* **Given request**
Filter the entries below, keeping only lines with the word "support".

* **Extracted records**
## begin
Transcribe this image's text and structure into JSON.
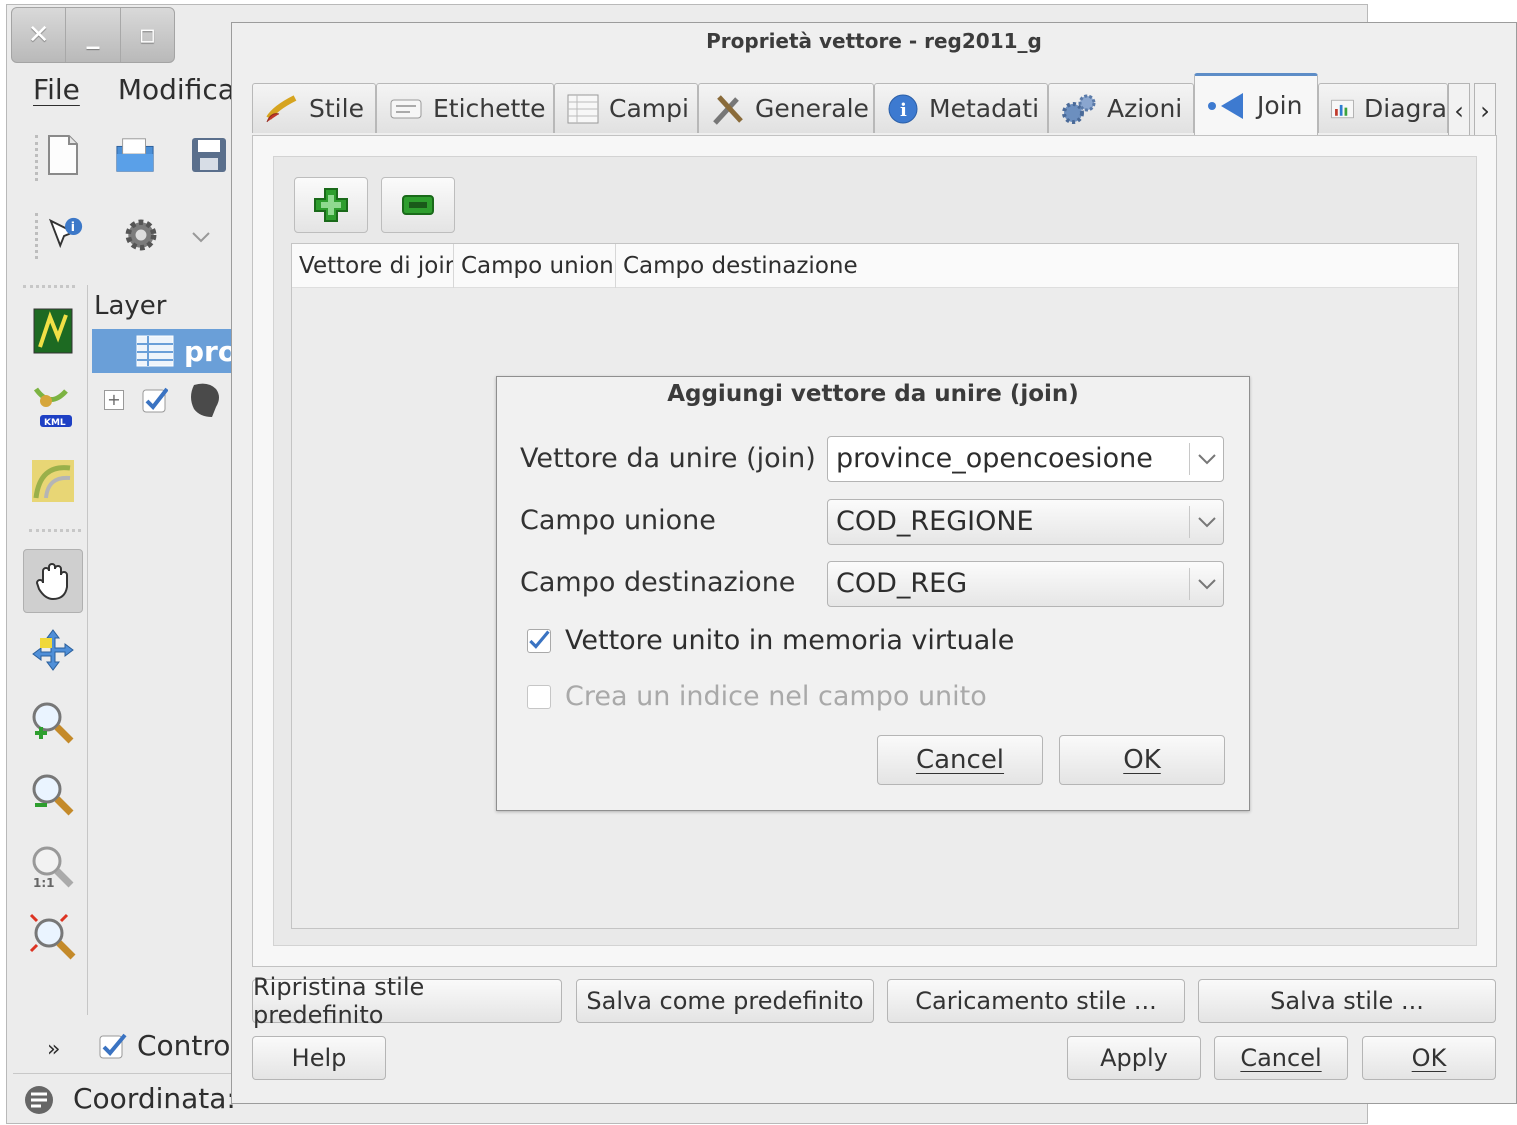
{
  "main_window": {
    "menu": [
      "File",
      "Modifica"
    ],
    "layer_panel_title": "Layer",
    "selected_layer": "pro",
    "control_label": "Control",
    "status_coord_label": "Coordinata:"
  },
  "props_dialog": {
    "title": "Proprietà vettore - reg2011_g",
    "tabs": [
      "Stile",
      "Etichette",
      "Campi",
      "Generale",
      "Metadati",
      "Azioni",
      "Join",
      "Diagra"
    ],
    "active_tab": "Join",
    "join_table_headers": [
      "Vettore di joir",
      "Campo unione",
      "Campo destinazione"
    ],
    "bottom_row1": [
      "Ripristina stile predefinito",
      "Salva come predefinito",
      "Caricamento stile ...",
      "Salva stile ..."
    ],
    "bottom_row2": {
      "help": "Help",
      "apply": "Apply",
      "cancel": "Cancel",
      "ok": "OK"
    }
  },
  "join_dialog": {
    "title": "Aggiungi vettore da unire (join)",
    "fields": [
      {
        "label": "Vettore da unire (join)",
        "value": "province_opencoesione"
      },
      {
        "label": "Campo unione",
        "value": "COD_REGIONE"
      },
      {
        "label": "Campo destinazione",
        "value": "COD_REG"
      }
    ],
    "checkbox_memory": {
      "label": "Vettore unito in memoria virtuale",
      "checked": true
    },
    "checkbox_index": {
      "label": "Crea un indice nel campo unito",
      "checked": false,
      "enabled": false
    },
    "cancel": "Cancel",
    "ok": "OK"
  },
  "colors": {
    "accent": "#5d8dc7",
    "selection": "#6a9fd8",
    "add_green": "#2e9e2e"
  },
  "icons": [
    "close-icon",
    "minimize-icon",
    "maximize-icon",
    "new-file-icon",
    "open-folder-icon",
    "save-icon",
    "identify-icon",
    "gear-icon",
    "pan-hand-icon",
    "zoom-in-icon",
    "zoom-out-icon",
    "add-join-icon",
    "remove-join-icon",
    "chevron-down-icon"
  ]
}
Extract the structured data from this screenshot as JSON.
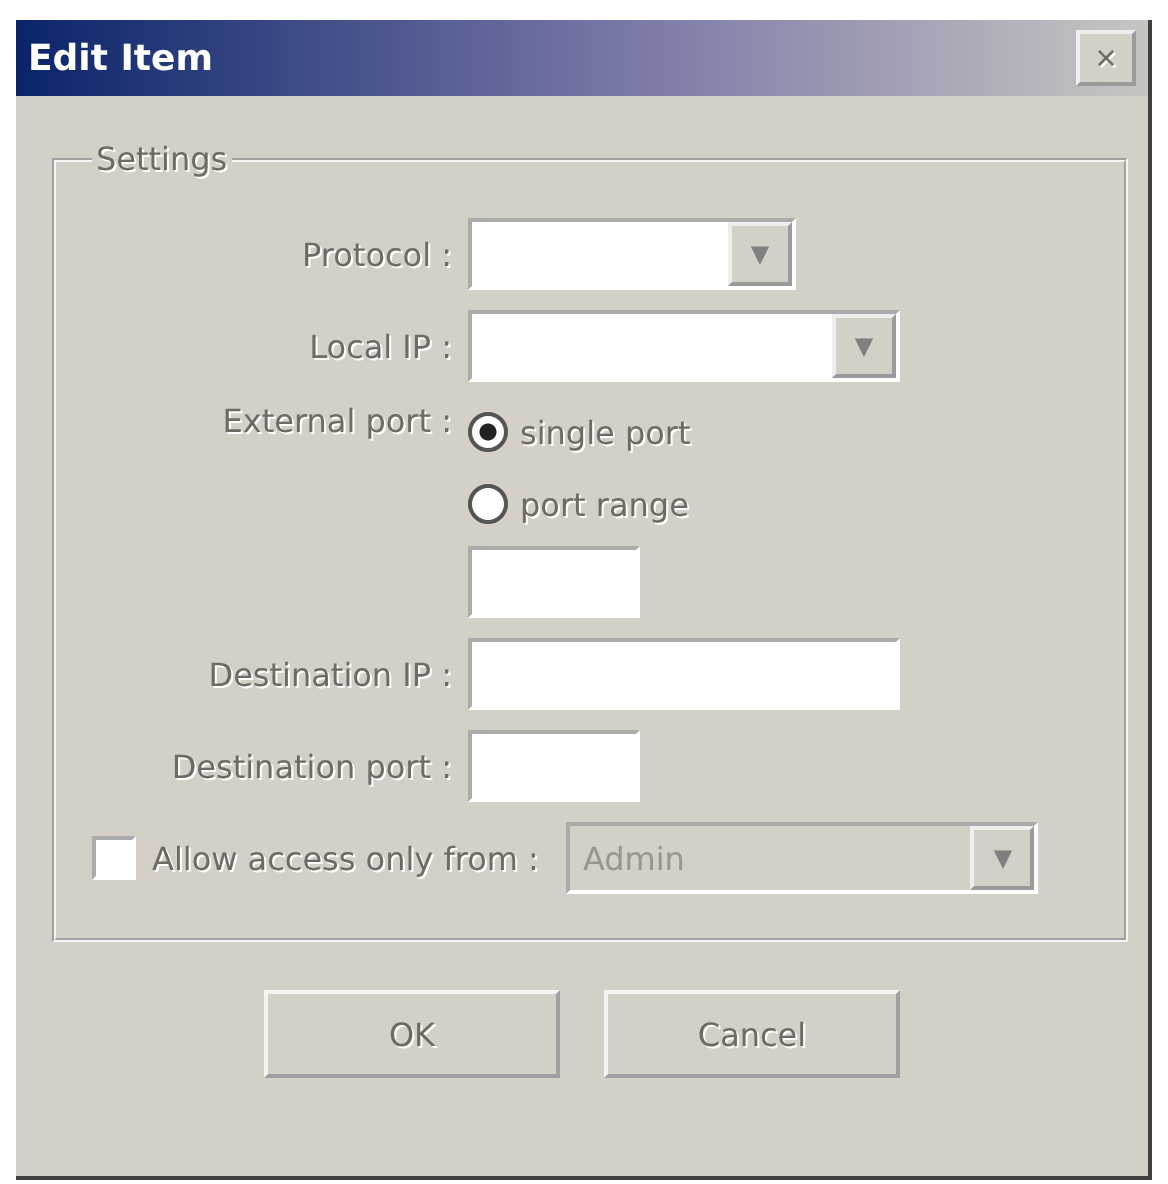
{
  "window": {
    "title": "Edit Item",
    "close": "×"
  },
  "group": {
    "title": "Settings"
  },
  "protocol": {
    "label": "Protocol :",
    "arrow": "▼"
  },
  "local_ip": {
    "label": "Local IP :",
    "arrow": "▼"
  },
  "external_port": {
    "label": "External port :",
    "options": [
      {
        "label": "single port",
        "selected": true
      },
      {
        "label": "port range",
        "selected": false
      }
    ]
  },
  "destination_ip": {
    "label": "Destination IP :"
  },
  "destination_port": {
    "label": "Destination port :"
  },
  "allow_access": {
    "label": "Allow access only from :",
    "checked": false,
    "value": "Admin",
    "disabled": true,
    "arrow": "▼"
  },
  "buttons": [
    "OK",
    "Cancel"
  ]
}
## end
## begin
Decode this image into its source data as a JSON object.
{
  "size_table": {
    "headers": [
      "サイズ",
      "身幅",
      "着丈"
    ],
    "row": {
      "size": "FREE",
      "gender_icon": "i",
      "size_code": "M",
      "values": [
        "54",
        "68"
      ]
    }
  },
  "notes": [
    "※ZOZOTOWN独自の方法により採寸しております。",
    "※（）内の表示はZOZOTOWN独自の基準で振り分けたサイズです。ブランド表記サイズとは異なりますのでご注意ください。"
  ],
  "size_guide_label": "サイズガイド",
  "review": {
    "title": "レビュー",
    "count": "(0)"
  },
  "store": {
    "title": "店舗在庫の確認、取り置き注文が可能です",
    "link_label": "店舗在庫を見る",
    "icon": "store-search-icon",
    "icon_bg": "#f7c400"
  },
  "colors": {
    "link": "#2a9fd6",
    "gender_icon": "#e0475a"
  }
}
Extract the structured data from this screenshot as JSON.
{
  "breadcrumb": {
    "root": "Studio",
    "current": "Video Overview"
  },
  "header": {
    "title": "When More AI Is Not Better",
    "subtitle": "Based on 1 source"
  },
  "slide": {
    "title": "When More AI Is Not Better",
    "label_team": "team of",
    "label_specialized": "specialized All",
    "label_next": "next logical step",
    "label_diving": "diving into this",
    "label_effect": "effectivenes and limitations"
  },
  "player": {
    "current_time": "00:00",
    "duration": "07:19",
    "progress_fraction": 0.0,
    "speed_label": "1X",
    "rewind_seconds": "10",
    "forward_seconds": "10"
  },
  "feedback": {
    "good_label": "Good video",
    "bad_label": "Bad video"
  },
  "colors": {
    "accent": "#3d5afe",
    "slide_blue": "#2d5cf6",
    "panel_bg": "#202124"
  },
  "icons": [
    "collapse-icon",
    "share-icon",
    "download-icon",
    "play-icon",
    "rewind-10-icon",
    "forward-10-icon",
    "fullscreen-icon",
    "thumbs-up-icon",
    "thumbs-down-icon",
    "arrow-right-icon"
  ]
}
## end
## begin
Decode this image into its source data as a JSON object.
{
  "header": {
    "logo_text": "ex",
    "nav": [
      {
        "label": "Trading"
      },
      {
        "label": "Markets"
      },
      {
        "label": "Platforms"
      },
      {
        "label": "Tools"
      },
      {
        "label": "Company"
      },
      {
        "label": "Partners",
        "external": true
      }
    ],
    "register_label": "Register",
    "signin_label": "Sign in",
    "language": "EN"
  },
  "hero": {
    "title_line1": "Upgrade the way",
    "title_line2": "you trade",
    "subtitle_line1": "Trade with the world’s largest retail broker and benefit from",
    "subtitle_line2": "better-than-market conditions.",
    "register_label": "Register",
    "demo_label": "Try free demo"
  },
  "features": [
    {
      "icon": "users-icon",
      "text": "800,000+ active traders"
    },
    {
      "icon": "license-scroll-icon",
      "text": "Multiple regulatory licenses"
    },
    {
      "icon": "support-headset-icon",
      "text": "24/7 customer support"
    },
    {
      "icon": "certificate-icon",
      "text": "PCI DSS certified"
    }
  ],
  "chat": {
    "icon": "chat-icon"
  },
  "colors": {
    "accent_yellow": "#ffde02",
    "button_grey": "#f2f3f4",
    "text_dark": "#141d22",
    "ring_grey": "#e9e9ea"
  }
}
## end
* **Full solution**
      "icon": "support-headset-icon",
      "text": "24/7 customer support"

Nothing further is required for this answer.